STATED PROBLEM => Search the listing below for the word "name" and copy each line that holds it.
## BEGIN RECORDS FOR THIS TASK
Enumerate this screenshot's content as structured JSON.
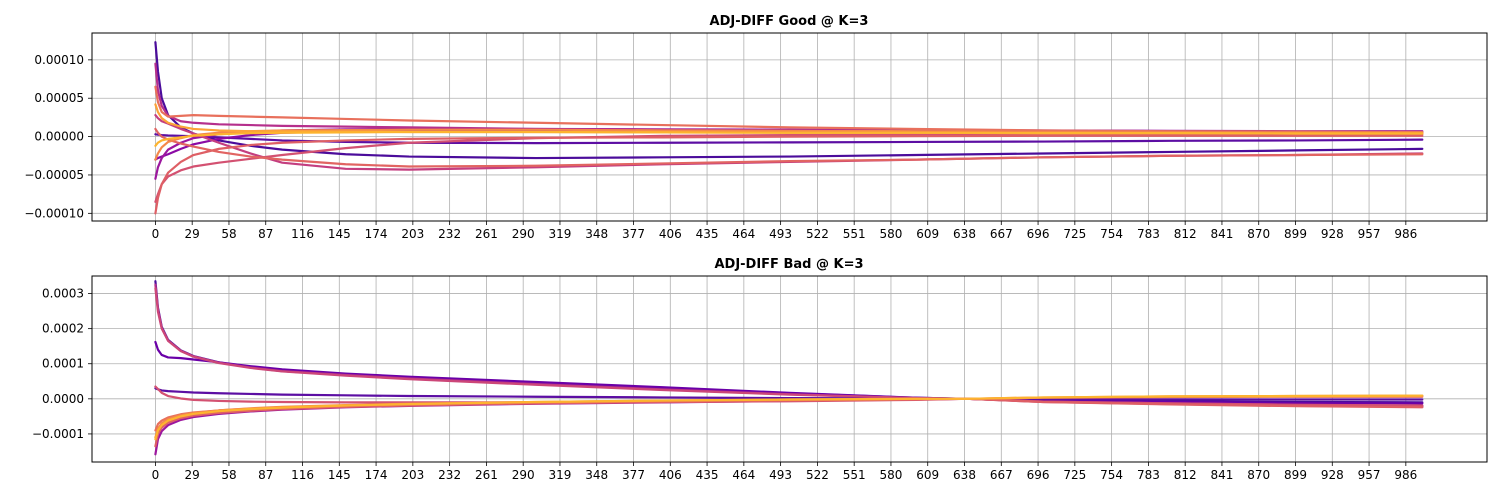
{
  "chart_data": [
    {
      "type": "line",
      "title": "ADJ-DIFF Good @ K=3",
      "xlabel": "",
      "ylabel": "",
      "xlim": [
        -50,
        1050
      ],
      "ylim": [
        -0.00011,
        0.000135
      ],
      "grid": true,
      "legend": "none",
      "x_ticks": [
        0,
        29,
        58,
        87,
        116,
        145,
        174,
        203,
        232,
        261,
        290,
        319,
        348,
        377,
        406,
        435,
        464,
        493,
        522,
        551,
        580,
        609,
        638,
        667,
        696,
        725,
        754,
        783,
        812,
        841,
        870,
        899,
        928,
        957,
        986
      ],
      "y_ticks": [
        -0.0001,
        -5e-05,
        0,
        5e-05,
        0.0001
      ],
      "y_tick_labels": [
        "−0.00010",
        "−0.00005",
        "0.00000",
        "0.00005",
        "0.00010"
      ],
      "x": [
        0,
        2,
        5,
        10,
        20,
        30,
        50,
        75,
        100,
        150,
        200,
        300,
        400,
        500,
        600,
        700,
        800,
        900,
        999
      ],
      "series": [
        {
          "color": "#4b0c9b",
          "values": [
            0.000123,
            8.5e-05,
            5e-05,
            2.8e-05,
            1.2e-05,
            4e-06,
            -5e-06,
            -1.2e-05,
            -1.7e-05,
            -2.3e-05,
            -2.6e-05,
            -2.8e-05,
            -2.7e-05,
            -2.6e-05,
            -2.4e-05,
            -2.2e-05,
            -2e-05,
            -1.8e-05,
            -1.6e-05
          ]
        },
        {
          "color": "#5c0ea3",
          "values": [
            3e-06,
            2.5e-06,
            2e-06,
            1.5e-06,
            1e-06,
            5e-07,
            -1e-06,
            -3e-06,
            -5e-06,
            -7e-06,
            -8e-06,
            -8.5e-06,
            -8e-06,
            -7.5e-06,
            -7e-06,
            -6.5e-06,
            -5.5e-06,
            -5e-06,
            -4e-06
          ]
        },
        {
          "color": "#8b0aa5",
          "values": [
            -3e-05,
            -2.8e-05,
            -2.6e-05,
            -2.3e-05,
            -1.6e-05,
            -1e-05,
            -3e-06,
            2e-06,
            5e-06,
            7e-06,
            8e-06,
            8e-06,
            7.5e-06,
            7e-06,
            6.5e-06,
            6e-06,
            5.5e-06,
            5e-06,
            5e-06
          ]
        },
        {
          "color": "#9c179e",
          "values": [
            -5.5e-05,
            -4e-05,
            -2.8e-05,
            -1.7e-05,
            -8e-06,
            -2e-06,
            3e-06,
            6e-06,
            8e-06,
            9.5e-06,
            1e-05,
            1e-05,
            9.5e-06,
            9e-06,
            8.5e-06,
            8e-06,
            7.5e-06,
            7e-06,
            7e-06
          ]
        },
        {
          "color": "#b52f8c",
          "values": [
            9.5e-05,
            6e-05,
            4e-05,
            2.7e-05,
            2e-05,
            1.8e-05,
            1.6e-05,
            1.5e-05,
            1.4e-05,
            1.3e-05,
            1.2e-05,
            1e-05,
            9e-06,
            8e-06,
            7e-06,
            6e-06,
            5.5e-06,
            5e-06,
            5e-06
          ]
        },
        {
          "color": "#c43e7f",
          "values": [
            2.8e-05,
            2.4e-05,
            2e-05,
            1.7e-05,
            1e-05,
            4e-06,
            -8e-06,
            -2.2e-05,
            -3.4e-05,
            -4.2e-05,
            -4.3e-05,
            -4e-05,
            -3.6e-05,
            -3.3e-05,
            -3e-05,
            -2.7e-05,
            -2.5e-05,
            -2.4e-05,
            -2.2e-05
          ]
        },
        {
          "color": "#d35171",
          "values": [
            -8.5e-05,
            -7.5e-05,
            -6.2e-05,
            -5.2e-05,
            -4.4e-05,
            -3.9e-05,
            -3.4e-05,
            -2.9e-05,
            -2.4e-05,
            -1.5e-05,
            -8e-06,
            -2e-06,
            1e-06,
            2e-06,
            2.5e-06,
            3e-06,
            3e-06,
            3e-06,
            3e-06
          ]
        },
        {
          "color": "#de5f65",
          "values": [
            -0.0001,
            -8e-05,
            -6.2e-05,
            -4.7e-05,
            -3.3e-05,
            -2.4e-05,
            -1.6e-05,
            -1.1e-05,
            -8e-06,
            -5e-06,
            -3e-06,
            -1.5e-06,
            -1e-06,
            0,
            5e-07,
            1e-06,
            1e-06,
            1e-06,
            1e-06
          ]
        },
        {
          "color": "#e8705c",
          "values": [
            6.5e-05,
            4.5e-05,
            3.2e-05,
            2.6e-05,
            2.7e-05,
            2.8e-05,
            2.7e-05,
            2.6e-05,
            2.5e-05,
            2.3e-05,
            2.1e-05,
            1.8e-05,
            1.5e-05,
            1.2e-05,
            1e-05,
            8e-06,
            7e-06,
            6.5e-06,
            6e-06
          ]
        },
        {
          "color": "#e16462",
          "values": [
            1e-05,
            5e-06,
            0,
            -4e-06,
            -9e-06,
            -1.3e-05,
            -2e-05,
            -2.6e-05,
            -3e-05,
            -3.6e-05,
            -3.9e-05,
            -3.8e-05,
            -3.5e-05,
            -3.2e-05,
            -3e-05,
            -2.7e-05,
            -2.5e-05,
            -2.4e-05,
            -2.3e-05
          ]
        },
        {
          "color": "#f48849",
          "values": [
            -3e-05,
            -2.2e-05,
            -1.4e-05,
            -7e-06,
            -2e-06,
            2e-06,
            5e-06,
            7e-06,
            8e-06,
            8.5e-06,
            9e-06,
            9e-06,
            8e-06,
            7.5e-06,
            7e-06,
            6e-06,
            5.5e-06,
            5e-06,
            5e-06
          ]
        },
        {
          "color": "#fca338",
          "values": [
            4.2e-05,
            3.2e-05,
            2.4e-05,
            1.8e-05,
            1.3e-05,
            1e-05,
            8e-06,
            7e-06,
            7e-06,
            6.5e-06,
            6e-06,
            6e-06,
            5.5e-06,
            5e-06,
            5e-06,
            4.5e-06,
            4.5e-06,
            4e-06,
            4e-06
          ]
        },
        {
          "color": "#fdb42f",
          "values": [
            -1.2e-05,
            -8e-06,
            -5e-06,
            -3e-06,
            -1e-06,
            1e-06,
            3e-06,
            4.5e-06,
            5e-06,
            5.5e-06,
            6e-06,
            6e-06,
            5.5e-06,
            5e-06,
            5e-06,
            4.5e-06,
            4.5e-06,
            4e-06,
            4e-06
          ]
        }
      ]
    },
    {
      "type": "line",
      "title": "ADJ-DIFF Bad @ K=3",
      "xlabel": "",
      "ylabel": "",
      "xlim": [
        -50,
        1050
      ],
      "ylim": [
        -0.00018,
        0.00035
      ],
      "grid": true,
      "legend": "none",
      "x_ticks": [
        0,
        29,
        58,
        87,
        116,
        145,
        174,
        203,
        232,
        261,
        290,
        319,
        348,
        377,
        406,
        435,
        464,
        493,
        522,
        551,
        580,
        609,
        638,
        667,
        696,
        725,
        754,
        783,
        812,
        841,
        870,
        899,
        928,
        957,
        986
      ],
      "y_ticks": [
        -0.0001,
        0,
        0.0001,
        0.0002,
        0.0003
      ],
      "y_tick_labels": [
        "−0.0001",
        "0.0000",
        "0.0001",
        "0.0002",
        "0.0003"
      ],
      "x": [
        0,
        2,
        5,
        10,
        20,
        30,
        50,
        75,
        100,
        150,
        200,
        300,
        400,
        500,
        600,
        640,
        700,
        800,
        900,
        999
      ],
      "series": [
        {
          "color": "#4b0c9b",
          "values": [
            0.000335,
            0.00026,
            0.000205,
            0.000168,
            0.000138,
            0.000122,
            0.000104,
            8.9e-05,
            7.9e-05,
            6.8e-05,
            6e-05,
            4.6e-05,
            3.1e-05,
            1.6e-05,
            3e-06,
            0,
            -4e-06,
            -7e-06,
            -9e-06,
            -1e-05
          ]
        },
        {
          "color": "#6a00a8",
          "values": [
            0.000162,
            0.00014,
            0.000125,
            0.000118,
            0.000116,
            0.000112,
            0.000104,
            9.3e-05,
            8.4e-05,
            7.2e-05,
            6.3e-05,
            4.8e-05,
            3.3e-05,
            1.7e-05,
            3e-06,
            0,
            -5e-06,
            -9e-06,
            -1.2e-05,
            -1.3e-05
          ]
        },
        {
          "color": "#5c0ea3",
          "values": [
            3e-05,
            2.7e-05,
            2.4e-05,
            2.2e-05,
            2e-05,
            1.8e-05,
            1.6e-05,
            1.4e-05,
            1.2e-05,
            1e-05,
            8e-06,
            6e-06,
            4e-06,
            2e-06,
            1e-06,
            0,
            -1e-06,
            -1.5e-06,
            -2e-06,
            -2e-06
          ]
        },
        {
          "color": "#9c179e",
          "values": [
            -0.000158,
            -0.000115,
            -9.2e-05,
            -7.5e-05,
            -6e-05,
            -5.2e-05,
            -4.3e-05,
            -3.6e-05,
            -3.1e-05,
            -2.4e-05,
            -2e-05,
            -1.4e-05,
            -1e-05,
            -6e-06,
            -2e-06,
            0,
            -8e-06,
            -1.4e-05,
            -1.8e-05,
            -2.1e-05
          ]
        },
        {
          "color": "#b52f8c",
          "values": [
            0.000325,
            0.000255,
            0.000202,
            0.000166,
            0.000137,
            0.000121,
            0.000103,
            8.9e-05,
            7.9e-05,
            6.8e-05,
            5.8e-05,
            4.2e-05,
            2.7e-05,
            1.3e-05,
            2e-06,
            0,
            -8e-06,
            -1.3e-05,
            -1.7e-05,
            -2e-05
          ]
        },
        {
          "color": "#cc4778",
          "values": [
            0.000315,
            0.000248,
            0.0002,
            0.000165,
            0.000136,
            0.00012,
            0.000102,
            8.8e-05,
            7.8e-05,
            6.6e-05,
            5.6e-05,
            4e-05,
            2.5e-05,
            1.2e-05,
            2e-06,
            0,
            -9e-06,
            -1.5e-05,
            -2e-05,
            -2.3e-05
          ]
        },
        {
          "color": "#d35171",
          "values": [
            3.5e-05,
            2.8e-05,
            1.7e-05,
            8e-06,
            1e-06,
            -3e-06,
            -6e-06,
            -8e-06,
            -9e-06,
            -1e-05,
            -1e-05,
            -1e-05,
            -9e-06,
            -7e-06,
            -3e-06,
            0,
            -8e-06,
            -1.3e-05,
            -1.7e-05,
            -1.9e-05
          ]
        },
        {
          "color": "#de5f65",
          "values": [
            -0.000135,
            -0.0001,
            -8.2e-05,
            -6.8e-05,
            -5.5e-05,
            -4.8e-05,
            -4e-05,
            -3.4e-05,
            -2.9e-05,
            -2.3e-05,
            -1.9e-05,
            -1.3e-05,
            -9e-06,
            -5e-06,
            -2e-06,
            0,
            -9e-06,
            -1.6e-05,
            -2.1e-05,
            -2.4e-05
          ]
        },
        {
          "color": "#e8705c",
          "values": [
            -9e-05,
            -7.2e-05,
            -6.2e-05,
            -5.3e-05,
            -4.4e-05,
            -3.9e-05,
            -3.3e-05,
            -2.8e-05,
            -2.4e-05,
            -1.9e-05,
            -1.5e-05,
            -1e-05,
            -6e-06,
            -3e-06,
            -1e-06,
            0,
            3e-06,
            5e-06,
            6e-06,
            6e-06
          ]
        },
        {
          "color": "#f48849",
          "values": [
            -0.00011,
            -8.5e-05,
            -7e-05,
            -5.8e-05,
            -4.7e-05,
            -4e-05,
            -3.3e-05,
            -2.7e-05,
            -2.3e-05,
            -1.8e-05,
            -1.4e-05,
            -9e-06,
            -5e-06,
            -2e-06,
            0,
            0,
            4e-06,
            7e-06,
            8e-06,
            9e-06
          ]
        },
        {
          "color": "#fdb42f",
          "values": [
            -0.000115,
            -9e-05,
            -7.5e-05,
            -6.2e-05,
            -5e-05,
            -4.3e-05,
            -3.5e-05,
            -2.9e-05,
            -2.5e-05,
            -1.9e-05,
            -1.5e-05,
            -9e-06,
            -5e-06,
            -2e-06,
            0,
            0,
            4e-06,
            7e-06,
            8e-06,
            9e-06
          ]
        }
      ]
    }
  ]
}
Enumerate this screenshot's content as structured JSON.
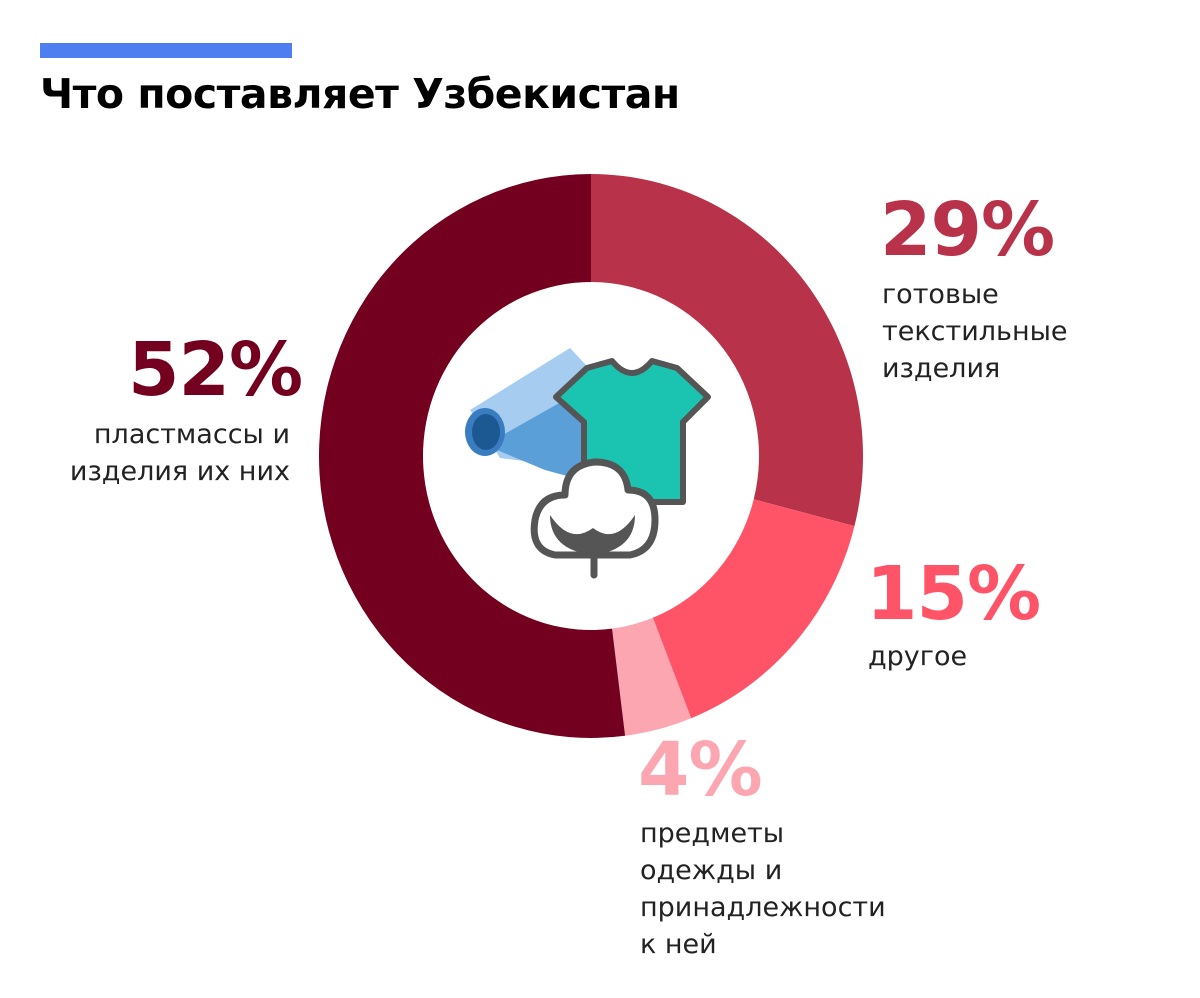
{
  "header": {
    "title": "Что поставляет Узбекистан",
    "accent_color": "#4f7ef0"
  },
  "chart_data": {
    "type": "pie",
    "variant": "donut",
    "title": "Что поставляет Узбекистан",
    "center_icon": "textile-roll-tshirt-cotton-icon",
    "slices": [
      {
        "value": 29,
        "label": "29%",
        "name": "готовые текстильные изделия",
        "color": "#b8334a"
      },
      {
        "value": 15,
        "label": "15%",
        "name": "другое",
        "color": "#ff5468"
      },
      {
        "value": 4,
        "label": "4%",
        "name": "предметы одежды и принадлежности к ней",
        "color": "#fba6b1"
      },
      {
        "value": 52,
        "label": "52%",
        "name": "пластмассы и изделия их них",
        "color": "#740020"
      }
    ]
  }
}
## END RECORDS FOR THIS TASK
TASK OUTPUT =>
        "name": "готовые текстильные изделия",
        "name": "другое",
        "name": "предметы одежды и принадлежности к ней",
        "name": "пластмассы и изделия их них",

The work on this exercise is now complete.